SUPPLIED MATERIAL:

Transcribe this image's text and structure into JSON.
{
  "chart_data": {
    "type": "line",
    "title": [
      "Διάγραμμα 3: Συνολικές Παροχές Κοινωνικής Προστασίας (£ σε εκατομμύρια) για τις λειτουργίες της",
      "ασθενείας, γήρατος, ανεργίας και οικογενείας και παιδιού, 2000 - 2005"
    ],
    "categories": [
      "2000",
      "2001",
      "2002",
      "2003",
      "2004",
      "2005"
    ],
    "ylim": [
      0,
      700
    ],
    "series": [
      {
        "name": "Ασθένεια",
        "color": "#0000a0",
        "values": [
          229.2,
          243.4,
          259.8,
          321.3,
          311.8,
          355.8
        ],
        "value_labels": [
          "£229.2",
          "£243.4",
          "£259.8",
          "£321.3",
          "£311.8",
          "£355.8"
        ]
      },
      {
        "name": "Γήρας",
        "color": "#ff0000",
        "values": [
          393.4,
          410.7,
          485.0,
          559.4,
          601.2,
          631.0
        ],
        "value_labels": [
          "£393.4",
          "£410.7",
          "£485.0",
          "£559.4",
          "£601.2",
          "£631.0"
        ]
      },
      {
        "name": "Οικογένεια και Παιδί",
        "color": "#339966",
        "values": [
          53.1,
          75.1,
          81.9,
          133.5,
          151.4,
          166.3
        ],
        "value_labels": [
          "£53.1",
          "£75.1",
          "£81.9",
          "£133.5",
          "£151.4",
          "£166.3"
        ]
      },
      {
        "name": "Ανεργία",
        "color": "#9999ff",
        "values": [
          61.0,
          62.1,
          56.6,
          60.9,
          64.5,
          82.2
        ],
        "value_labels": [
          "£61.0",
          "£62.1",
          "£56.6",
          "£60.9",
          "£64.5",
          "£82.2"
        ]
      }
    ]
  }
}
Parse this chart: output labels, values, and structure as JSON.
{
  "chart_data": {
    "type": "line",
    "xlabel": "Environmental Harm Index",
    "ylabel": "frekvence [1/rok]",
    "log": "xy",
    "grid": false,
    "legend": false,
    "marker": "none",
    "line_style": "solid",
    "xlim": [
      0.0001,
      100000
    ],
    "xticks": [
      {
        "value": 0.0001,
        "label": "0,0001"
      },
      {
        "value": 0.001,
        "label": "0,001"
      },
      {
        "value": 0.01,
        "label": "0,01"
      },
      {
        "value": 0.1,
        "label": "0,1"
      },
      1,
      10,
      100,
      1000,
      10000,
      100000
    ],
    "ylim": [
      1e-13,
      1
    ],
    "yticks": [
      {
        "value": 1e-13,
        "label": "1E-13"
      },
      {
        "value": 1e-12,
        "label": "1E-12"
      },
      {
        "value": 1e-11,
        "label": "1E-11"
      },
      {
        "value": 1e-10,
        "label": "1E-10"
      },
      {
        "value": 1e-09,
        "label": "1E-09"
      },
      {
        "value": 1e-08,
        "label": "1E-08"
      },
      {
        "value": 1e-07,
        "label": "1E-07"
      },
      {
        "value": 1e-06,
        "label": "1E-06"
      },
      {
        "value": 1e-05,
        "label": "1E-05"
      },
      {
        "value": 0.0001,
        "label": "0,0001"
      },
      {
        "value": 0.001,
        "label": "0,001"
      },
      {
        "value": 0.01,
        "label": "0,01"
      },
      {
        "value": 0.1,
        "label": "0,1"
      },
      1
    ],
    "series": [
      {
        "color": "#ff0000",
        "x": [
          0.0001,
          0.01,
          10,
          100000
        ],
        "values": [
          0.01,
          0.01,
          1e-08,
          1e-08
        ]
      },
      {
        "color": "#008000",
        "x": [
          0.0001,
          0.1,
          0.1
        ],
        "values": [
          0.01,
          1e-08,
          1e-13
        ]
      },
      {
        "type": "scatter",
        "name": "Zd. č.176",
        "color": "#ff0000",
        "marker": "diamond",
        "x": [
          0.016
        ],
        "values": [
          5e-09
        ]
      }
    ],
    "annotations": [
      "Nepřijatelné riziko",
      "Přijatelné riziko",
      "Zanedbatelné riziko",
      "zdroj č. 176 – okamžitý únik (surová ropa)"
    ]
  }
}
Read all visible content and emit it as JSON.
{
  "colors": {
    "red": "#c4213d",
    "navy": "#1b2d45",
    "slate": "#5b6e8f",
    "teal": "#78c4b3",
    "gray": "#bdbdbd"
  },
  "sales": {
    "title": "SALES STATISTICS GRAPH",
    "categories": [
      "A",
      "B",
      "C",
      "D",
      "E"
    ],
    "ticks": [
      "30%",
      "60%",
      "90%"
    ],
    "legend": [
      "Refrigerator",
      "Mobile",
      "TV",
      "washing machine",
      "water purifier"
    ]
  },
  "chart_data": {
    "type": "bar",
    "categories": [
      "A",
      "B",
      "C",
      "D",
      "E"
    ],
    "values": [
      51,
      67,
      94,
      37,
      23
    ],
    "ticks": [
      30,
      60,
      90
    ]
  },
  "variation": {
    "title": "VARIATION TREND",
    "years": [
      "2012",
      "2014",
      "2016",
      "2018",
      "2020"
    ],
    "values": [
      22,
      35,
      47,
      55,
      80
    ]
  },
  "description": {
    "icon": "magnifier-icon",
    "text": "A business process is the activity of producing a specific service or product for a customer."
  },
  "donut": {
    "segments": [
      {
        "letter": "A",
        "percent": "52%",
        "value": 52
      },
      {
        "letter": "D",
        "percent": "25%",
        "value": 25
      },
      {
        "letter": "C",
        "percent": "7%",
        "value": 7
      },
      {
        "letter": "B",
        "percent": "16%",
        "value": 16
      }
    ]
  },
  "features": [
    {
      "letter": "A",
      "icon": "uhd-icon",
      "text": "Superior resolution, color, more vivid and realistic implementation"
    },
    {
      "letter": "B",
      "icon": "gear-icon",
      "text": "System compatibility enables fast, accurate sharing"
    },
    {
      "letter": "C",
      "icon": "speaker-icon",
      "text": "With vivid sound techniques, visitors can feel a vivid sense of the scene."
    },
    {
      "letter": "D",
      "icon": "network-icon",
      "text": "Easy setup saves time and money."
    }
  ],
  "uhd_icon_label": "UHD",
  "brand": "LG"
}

TASK OBJECTIVE: Please copy out each record, character for character.

THE ANSWER:
Transcribe this image's text and structure into JSON.
{
  "chart_data": {
    "type": "line",
    "title": [
      "Διάγραμμα 3: Συνολικές Παροχές Κοινωνικής Προστασίας (£ σε εκατομμύρια) για τις λειτουργίες της",
      "ασθενείας, γήρατος, ανεργίας και οικογενείας και παιδιού, 2000 - 2005"
    ],
    "categories": [
      "2000",
      "2001",
      "2002",
      "2003",
      "2004",
      "2005"
    ],
    "ylim": [
      0,
      700
    ],
    "series": [
      {
        "name": "Ασθένεια",
        "color": "#0000a0",
        "values": [
          229.2,
          243.4,
          259.8,
          321.3,
          311.8,
          355.8
        ],
        "value_labels": [
          "£229.2",
          "£243.4",
          "£259.8",
          "£321.3",
          "£311.8",
          "£355.8"
        ]
      },
      {
        "name": "Γήρας",
        "color": "#ff0000",
        "values": [
          393.4,
          410.7,
          485.0,
          559.4,
          601.2,
          631.0
        ],
        "value_labels": [
          "£393.4",
          "£410.7",
          "£485.0",
          "£559.4",
          "£601.2",
          "£631.0"
        ]
      },
      {
        "name": "Οικογένεια και Παιδί",
        "color": "#339966",
        "values": [
          53.1,
          75.1,
          81.9,
          133.5,
          151.4,
          166.3
        ],
        "value_labels": [
          "£53.1",
          "£75.1",
          "£81.9",
          "£133.5",
          "£151.4",
          "£166.3"
        ]
      },
      {
        "name": "Ανεργία",
        "color": "#9999ff",
        "values": [
          61.0,
          62.1,
          56.6,
          60.9,
          64.5,
          82.2
        ],
        "value_labels": [
          "£61.0",
          "£62.1",
          "£56.6",
          "£60.9",
          "£64.5",
          "£82.2"
        ]
      }
    ]
  }
}
Parse this chart: output labels, values, and structure as JSON.
{
  "chart_data": {
    "type": "line",
    "xlabel": "Environmental Harm Index",
    "ylabel": "frekvence [1/rok]",
    "log": "xy",
    "grid": false,
    "legend": false,
    "marker": "none",
    "line_style": "solid",
    "xlim": [
      0.0001,
      100000
    ],
    "xticks": [
      {
        "value": 0.0001,
        "label": "0,0001"
      },
      {
        "value": 0.001,
        "label": "0,001"
      },
      {
        "value": 0.01,
        "label": "0,01"
      },
      {
        "value": 0.1,
        "label": "0,1"
      },
      1,
      10,
      100,
      1000,
      10000,
      100000
    ],
    "ylim": [
      1e-13,
      1
    ],
    "yticks": [
      {
        "value": 1e-13,
        "label": "1E-13"
      },
      {
        "value": 1e-12,
        "label": "1E-12"
      },
      {
        "value": 1e-11,
        "label": "1E-11"
      },
      {
        "value": 1e-10,
        "label": "1E-10"
      },
      {
        "value": 1e-09,
        "label": "1E-09"
      },
      {
        "value": 1e-08,
        "label": "1E-08"
      },
      {
        "value": 1e-07,
        "label": "1E-07"
      },
      {
        "value": 1e-06,
        "label": "1E-06"
      },
      {
        "value": 1e-05,
        "label": "1E-05"
      },
      {
        "value": 0.0001,
        "label": "0,0001"
      },
      {
        "value": 0.001,
        "label": "0,001"
      },
      {
        "value": 0.01,
        "label": "0,01"
      },
      {
        "value": 0.1,
        "label": "0,1"
      },
      1
    ],
    "series": [
      {
        "color": "#ff0000",
        "x": [
          0.0001,
          0.01,
          10,
          100000
        ],
        "values": [
          0.01,
          0.01,
          1e-08,
          1e-08
        ]
      },
      {
        "color": "#008000",
        "x": [
          0.0001,
          0.1,
          0.1
        ],
        "values": [
          0.01,
          1e-08,
          1e-13
        ]
      },
      {
        "type": "scatter",
        "name": "Zd. č.176",
        "color": "#ff0000",
        "marker": "diamond",
        "x": [
          0.016
        ],
        "values": [
          5e-09
        ]
      }
    ],
    "annotations": [
      "Nepřijatelné riziko",
      "Přijatelné riziko",
      "Zanedbatelné riziko",
      "zdroj č. 176 – okamžitý únik (surová ropa)"
    ]
  }
}
Read all visible content and emit it as JSON.
{
  "colors": {
    "red": "#c4213d",
    "navy": "#1b2d45",
    "slate": "#5b6e8f",
    "teal": "#78c4b3",
    "gray": "#bdbdbd"
  },
  "sales": {
    "title": "SALES STATISTICS GRAPH",
    "categories": [
      "A",
      "B",
      "C",
      "D",
      "E"
    ],
    "ticks": [
      "30%",
      "60%",
      "90%"
    ],
    "legend": [
      "Refrigerator",
      "Mobile",
      "TV",
      "washing machine",
      "water purifier"
    ]
  },
  "chart_data": {
    "type": "bar",
    "categories": [
      "A",
      "B",
      "C",
      "D",
      "E"
    ],
    "values": [
      51,
      67,
      94,
      37,
      23
    ],
    "ticks": [
      30,
      60,
      90
    ]
  },
  "variation": {
    "title": "VARIATION TREND",
    "years": [
      "2012",
      "2014",
      "2016",
      "2018",
      "2020"
    ],
    "values": [
      22,
      35,
      47,
      55,
      80
    ]
  },
  "description": {
    "icon": "magnifier-icon",
    "text": "A business process is the activity of producing a specific service or product for a customer."
  },
  "donut": {
    "segments": [
      {
        "letter": "A",
        "percent": "52%",
        "value": 52
      },
      {
        "letter": "D",
        "percent": "25%",
        "value": 25
      },
      {
        "letter": "C",
        "percent": "7%",
        "value": 7
      },
      {
        "letter": "B",
        "percent": "16%",
        "value": 16
      }
    ]
  },
  "features": [
    {
      "letter": "A",
      "icon": "uhd-icon",
      "text": "Superior resolution, color, more vivid and realistic implementation"
    },
    {
      "letter": "B",
      "icon": "gear-icon",
      "text": "System compatibility enables fast, accurate sharing"
    },
    {
      "letter": "C",
      "icon": "speaker-icon",
      "text": "With vivid sound techniques, visitors can feel a vivid sense of the scene."
    },
    {
      "letter": "D",
      "icon": "network-icon",
      "text": "Easy setup saves time and money."
    }
  ],
  "uhd_icon_label": "UHD",
  "brand": "LG"
}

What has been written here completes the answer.